## Short exercise
Print out the material that follows word for word.

## Supplied material
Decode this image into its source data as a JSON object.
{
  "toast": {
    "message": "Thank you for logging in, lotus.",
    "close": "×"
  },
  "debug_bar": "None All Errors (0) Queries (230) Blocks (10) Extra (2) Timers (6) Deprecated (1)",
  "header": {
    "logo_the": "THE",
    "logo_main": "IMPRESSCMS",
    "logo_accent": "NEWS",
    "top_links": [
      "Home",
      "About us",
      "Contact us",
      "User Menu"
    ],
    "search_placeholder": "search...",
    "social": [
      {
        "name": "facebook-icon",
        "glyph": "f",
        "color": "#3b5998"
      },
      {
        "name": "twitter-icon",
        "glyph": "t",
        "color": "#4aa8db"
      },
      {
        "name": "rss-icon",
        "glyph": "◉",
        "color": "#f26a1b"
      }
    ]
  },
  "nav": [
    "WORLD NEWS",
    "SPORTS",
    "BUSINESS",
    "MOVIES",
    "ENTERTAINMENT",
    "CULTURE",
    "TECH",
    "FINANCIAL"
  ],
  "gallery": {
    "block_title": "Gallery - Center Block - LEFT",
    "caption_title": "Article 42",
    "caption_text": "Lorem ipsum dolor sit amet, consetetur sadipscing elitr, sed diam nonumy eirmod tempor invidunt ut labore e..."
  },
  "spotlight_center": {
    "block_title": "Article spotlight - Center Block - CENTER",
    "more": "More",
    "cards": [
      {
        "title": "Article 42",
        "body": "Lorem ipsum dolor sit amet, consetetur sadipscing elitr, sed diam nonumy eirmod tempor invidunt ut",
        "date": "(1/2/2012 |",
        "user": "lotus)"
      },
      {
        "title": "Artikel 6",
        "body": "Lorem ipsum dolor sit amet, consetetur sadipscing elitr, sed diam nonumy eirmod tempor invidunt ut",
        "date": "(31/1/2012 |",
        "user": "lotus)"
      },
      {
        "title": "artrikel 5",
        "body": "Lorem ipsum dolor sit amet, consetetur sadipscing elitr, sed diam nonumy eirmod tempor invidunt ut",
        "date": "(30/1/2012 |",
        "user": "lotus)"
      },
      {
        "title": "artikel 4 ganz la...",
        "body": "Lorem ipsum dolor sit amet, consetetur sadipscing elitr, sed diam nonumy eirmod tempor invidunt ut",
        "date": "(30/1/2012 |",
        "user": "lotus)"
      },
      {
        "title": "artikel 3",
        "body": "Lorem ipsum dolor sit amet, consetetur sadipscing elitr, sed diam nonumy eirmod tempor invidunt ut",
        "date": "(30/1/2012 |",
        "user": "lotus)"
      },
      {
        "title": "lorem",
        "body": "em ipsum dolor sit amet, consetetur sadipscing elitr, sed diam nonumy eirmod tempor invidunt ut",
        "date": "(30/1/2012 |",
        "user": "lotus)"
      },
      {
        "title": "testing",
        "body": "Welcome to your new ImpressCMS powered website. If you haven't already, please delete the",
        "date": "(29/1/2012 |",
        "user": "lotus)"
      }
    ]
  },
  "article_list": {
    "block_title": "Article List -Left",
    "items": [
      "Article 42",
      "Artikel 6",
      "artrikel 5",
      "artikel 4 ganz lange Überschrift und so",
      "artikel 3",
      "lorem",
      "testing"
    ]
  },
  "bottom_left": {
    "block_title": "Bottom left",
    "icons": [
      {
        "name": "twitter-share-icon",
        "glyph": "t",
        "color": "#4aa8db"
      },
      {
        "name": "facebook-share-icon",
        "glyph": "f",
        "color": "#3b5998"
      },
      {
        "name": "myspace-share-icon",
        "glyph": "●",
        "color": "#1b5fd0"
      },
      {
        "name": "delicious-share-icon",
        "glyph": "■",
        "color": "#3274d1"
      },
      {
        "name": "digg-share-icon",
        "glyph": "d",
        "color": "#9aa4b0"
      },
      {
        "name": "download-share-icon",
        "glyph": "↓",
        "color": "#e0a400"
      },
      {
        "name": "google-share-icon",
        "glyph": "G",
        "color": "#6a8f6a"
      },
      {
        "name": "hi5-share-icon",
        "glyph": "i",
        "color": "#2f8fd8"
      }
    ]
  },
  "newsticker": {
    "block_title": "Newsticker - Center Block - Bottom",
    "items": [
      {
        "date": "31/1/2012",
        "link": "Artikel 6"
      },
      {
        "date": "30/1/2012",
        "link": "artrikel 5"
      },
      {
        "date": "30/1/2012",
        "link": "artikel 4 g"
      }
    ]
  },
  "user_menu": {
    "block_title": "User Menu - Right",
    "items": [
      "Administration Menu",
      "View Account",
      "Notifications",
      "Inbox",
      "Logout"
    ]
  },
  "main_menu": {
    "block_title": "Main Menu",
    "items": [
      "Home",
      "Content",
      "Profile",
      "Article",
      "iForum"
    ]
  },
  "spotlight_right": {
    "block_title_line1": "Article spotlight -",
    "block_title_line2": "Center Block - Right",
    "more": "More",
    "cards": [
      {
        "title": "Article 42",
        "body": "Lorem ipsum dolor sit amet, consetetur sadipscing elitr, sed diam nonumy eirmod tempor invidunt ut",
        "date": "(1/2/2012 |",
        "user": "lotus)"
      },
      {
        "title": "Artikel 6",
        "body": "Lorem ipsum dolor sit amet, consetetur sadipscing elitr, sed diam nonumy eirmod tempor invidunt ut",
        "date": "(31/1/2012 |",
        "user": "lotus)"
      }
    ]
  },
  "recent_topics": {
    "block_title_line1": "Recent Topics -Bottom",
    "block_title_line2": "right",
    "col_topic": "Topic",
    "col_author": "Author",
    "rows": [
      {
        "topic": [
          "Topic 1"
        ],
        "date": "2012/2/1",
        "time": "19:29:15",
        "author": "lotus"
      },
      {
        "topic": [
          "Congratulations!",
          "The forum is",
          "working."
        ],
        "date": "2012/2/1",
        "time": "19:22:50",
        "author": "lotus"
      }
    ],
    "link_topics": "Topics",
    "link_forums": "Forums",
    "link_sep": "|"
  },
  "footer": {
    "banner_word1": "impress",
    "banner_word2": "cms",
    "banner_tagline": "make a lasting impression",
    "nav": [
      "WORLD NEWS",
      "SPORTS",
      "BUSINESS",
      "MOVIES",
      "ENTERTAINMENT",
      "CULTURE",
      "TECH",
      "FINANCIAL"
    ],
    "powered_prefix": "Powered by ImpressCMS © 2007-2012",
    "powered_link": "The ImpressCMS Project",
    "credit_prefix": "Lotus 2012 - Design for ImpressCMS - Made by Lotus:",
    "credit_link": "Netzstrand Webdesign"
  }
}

## The output
Decode this image into its source data as a JSON object.
{
  "toast": {
    "message": "Thank you for logging in, lotus.",
    "close": "×"
  },
  "debug_bar": "None All Errors (0) Queries (230) Blocks (10) Extra (2) Timers (6) Deprecated (1)",
  "header": {
    "logo_the": "THE",
    "logo_main": "IMPRESSCMS",
    "logo_accent": "NEWS",
    "top_links": [
      "Home",
      "About us",
      "Contact us",
      "User Menu"
    ],
    "search_placeholder": "search...",
    "social": [
      {
        "name": "facebook-icon",
        "glyph": "f",
        "color": "#3b5998"
      },
      {
        "name": "twitter-icon",
        "glyph": "t",
        "color": "#4aa8db"
      },
      {
        "name": "rss-icon",
        "glyph": "◉",
        "color": "#f26a1b"
      }
    ]
  },
  "nav": [
    "WORLD NEWS",
    "SPORTS",
    "BUSINESS",
    "MOVIES",
    "ENTERTAINMENT",
    "CULTURE",
    "TECH",
    "FINANCIAL"
  ],
  "gallery": {
    "block_title": "Gallery - Center Block - LEFT",
    "caption_title": "Article 42",
    "caption_text": "Lorem ipsum dolor sit amet, consetetur sadipscing elitr, sed diam nonumy eirmod tempor invidunt ut labore e..."
  },
  "spotlight_center": {
    "block_title": "Article spotlight - Center Block - CENTER",
    "more": "More",
    "cards": [
      {
        "title": "Article 42",
        "body": "Lorem ipsum dolor sit amet, consetetur sadipscing elitr, sed diam nonumy eirmod tempor invidunt ut",
        "date": "(1/2/2012 |",
        "user": "lotus)"
      },
      {
        "title": "Artikel 6",
        "body": "Lorem ipsum dolor sit amet, consetetur sadipscing elitr, sed diam nonumy eirmod tempor invidunt ut",
        "date": "(31/1/2012 |",
        "user": "lotus)"
      },
      {
        "title": "artrikel 5",
        "body": "Lorem ipsum dolor sit amet, consetetur sadipscing elitr, sed diam nonumy eirmod tempor invidunt ut",
        "date": "(30/1/2012 |",
        "user": "lotus)"
      },
      {
        "title": "artikel 4 ganz la...",
        "body": "Lorem ipsum dolor sit amet, consetetur sadipscing elitr, sed diam nonumy eirmod tempor invidunt ut",
        "date": "(30/1/2012 |",
        "user": "lotus)"
      },
      {
        "title": "artikel 3",
        "body": "Lorem ipsum dolor sit amet, consetetur sadipscing elitr, sed diam nonumy eirmod tempor invidunt ut",
        "date": "(30/1/2012 |",
        "user": "lotus)"
      },
      {
        "title": "lorem",
        "body": "em ipsum dolor sit amet, consetetur sadipscing elitr, sed diam nonumy eirmod tempor invidunt ut",
        "date": "(30/1/2012 |",
        "user": "lotus)"
      },
      {
        "title": "testing",
        "body": "Welcome to your new ImpressCMS powered website. If you haven't already, please delete the",
        "date": "(29/1/2012 |",
        "user": "lotus)"
      }
    ]
  },
  "article_list": {
    "block_title": "Article List -Left",
    "items": [
      "Article 42",
      "Artikel 6",
      "artrikel 5",
      "artikel 4 ganz lange Überschrift und so",
      "artikel 3",
      "lorem",
      "testing"
    ]
  },
  "bottom_left": {
    "block_title": "Bottom left",
    "icons": [
      {
        "name": "twitter-share-icon",
        "glyph": "t",
        "color": "#4aa8db"
      },
      {
        "name": "facebook-share-icon",
        "glyph": "f",
        "color": "#3b5998"
      },
      {
        "name": "myspace-share-icon",
        "glyph": "●",
        "color": "#1b5fd0"
      },
      {
        "name": "delicious-share-icon",
        "glyph": "■",
        "color": "#3274d1"
      },
      {
        "name": "digg-share-icon",
        "glyph": "d",
        "color": "#9aa4b0"
      },
      {
        "name": "download-share-icon",
        "glyph": "↓",
        "color": "#e0a400"
      },
      {
        "name": "google-share-icon",
        "glyph": "G",
        "color": "#6a8f6a"
      },
      {
        "name": "hi5-share-icon",
        "glyph": "i",
        "color": "#2f8fd8"
      }
    ]
  },
  "newsticker": {
    "block_title": "Newsticker - Center Block - Bottom",
    "items": [
      {
        "date": "31/1/2012",
        "link": "Artikel 6"
      },
      {
        "date": "30/1/2012",
        "link": "artrikel 5"
      },
      {
        "date": "30/1/2012",
        "link": "artikel 4 g"
      }
    ]
  },
  "user_menu": {
    "block_title": "User Menu - Right",
    "items": [
      "Administration Menu",
      "View Account",
      "Notifications",
      "Inbox",
      "Logout"
    ]
  },
  "main_menu": {
    "block_title": "Main Menu",
    "items": [
      "Home",
      "Content",
      "Profile",
      "Article",
      "iForum"
    ]
  },
  "spotlight_right": {
    "block_title_line1": "Article spotlight -",
    "block_title_line2": "Center Block - Right",
    "more": "More",
    "cards": [
      {
        "title": "Article 42",
        "body": "Lorem ipsum dolor sit amet, consetetur sadipscing elitr, sed diam nonumy eirmod tempor invidunt ut",
        "date": "(1/2/2012 |",
        "user": "lotus)"
      },
      {
        "title": "Artikel 6",
        "body": "Lorem ipsum dolor sit amet, consetetur sadipscing elitr, sed diam nonumy eirmod tempor invidunt ut",
        "date": "(31/1/2012 |",
        "user": "lotus)"
      }
    ]
  },
  "recent_topics": {
    "block_title_line1": "Recent Topics -Bottom",
    "block_title_line2": "right",
    "col_topic": "Topic",
    "col_author": "Author",
    "rows": [
      {
        "topic": [
          "Topic 1"
        ],
        "date": "2012/2/1",
        "time": "19:29:15",
        "author": "lotus"
      },
      {
        "topic": [
          "Congratulations!",
          "The forum is",
          "working."
        ],
        "date": "2012/2/1",
        "time": "19:22:50",
        "author": "lotus"
      }
    ],
    "link_topics": "Topics",
    "link_forums": "Forums",
    "link_sep": "|"
  },
  "footer": {
    "banner_word1": "impress",
    "banner_word2": "cms",
    "banner_tagline": "make a lasting impression",
    "nav": [
      "WORLD NEWS",
      "SPORTS",
      "BUSINESS",
      "MOVIES",
      "ENTERTAINMENT",
      "CULTURE",
      "TECH",
      "FINANCIAL"
    ],
    "powered_prefix": "Powered by ImpressCMS © 2007-2012",
    "powered_link": "The ImpressCMS Project",
    "credit_prefix": "Lotus 2012 - Design for ImpressCMS - Made by Lotus:",
    "credit_link": "Netzstrand Webdesign"
  }
}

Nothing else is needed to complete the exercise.